Task requirements -> In all of the entries below, replace "volume-bar" with "volume-column" and write the lines out again with nothing else changed.

Input rows ->
+ + + +

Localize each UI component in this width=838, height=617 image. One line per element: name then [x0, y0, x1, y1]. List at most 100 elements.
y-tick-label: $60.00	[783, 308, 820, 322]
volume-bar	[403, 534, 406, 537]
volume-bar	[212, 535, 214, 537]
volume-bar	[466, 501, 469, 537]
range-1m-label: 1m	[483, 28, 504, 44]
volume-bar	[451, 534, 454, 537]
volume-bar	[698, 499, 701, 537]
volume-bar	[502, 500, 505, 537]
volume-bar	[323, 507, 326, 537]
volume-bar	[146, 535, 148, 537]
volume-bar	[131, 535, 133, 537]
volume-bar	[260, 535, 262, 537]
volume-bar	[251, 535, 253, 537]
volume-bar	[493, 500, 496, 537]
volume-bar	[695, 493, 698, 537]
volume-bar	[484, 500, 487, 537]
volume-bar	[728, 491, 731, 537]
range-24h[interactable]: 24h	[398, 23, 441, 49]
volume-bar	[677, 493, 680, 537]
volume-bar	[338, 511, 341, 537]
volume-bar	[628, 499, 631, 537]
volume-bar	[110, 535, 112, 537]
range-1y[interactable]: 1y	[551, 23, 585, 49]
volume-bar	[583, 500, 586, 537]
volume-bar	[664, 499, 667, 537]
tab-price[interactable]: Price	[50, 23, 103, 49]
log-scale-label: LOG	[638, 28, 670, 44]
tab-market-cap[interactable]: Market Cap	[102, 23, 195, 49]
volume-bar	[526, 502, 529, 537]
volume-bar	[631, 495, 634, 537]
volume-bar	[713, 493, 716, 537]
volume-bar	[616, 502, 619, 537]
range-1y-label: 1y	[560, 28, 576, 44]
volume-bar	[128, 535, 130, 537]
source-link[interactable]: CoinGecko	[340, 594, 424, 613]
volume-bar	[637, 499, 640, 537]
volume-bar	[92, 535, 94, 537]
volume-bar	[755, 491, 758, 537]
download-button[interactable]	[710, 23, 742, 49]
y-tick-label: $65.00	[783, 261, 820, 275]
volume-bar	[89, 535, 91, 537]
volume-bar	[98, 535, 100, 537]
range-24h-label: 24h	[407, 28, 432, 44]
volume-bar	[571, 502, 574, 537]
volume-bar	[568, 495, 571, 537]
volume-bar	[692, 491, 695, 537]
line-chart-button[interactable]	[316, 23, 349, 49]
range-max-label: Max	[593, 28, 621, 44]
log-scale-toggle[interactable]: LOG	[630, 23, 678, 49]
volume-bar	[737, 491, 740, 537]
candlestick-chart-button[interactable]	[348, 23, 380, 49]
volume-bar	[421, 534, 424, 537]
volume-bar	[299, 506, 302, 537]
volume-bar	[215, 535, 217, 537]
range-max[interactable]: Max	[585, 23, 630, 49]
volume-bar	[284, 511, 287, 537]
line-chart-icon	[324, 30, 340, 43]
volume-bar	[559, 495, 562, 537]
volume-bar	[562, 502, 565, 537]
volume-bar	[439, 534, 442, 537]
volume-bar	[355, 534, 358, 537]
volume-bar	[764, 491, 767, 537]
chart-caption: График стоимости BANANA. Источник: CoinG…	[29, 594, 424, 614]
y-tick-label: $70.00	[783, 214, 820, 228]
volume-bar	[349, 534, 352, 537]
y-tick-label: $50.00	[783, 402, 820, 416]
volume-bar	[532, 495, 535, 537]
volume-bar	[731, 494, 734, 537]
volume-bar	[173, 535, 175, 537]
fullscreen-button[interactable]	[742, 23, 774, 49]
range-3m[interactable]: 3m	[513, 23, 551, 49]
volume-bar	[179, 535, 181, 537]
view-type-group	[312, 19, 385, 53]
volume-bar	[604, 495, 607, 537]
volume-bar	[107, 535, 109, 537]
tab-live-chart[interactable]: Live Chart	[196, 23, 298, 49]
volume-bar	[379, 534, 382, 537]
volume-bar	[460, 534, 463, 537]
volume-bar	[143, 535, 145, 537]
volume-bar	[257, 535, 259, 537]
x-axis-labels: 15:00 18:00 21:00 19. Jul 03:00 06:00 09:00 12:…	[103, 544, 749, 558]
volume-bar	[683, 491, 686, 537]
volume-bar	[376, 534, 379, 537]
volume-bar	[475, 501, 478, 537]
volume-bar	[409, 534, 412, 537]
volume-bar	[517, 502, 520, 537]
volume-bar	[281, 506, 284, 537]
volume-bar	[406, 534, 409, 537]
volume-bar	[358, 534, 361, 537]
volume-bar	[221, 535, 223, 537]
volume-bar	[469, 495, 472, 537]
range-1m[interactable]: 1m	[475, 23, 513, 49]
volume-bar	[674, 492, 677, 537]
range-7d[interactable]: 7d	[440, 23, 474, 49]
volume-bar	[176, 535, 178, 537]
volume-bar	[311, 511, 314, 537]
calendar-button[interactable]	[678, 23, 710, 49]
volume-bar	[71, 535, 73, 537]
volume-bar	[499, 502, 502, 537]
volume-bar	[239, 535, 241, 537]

+ + + +

Solution ->
Localize each UI component in this width=838, height=617 image. One line per element: name then [x0, y0, x1, y1]. List at most 100 elements.
y-tick-label: $60.00	[783, 308, 820, 322]
volume-column	[403, 534, 406, 537]
volume-column	[212, 535, 214, 537]
volume-column	[466, 501, 469, 537]
range-1m-label: 1m	[483, 28, 504, 44]
volume-column	[451, 534, 454, 537]
volume-column	[698, 499, 701, 537]
volume-column	[502, 500, 505, 537]
volume-column	[323, 507, 326, 537]
volume-column	[146, 535, 148, 537]
volume-column	[131, 535, 133, 537]
volume-column	[260, 535, 262, 537]
volume-column	[251, 535, 253, 537]
volume-column	[493, 500, 496, 537]
volume-column	[695, 493, 698, 537]
volume-column	[484, 500, 487, 537]
volume-column	[728, 491, 731, 537]
range-24h[interactable]: 24h	[398, 23, 441, 49]
volume-column	[677, 493, 680, 537]
volume-column	[338, 511, 341, 537]
volume-column	[628, 499, 631, 537]
volume-column	[110, 535, 112, 537]
range-1y[interactable]: 1y	[551, 23, 585, 49]
volume-column	[583, 500, 586, 537]
volume-column	[664, 499, 667, 537]
tab-price[interactable]: Price	[50, 23, 103, 49]
log-scale-label: LOG	[638, 28, 670, 44]
tab-market-cap[interactable]: Market Cap	[102, 23, 195, 49]
volume-column	[526, 502, 529, 537]
volume-column	[631, 495, 634, 537]
volume-column	[713, 493, 716, 537]
volume-column	[616, 502, 619, 537]
range-1y-label: 1y	[560, 28, 576, 44]
volume-column	[128, 535, 130, 537]
source-link[interactable]: CoinGecko	[340, 594, 424, 613]
volume-column	[637, 499, 640, 537]
volume-column	[92, 535, 94, 537]
volume-column	[755, 491, 758, 537]
download-button[interactable]	[710, 23, 742, 49]
y-tick-label: $65.00	[783, 261, 820, 275]
volume-column	[89, 535, 91, 537]
volume-column	[98, 535, 100, 537]
range-24h-label: 24h	[407, 28, 432, 44]
volume-column	[571, 502, 574, 537]
volume-column	[568, 495, 571, 537]
volume-column	[692, 491, 695, 537]
line-chart-button[interactable]	[316, 23, 349, 49]
range-max-label: Max	[593, 28, 621, 44]
log-scale-toggle[interactable]: LOG	[630, 23, 678, 49]
volume-column	[737, 491, 740, 537]
candlestick-chart-button[interactable]	[348, 23, 380, 49]
volume-column	[421, 534, 424, 537]
volume-column	[299, 506, 302, 537]
volume-column	[215, 535, 217, 537]
range-max[interactable]: Max	[585, 23, 630, 49]
volume-column	[284, 511, 287, 537]
line-chart-icon	[324, 30, 340, 43]
volume-column	[559, 495, 562, 537]
volume-column	[562, 502, 565, 537]
volume-column	[439, 534, 442, 537]
volume-column	[355, 534, 358, 537]
volume-column	[764, 491, 767, 537]
chart-caption: График стоимости BANANA. Источник: CoinG…	[29, 594, 424, 614]
y-tick-label: $70.00	[783, 214, 820, 228]
volume-column	[349, 534, 352, 537]
y-tick-label: $50.00	[783, 402, 820, 416]
volume-column	[532, 495, 535, 537]
volume-column	[731, 494, 734, 537]
volume-column	[173, 535, 175, 537]
fullscreen-button[interactable]	[742, 23, 774, 49]
range-3m[interactable]: 3m	[513, 23, 551, 49]
volume-column	[179, 535, 181, 537]
view-type-group	[312, 19, 385, 53]
volume-column	[604, 495, 607, 537]
volume-column	[107, 535, 109, 537]
tab-live-chart[interactable]: Live Chart	[196, 23, 298, 49]
volume-column	[379, 534, 382, 537]
volume-column	[460, 534, 463, 537]
volume-column	[143, 535, 145, 537]
volume-column	[257, 535, 259, 537]
x-axis-labels: 15:00 18:00 21:00 19. Jul 03:00 06:00 09:00 12:…	[103, 544, 749, 558]
volume-column	[683, 491, 686, 537]
volume-column	[376, 534, 379, 537]
volume-column	[475, 501, 478, 537]
volume-column	[409, 534, 412, 537]
volume-column	[517, 502, 520, 537]
volume-column	[281, 506, 284, 537]
volume-column	[406, 534, 409, 537]
volume-column	[358, 534, 361, 537]
volume-column	[221, 535, 223, 537]
volume-column	[469, 495, 472, 537]
range-1m[interactable]: 1m	[475, 23, 513, 49]
volume-column	[674, 492, 677, 537]
range-7d[interactable]: 7d	[440, 23, 474, 49]
volume-column	[176, 535, 178, 537]
volume-column	[311, 511, 314, 537]
calendar-button[interactable]	[678, 23, 710, 49]
volume-column	[71, 535, 73, 537]
volume-column	[499, 502, 502, 537]
volume-column	[239, 535, 241, 537]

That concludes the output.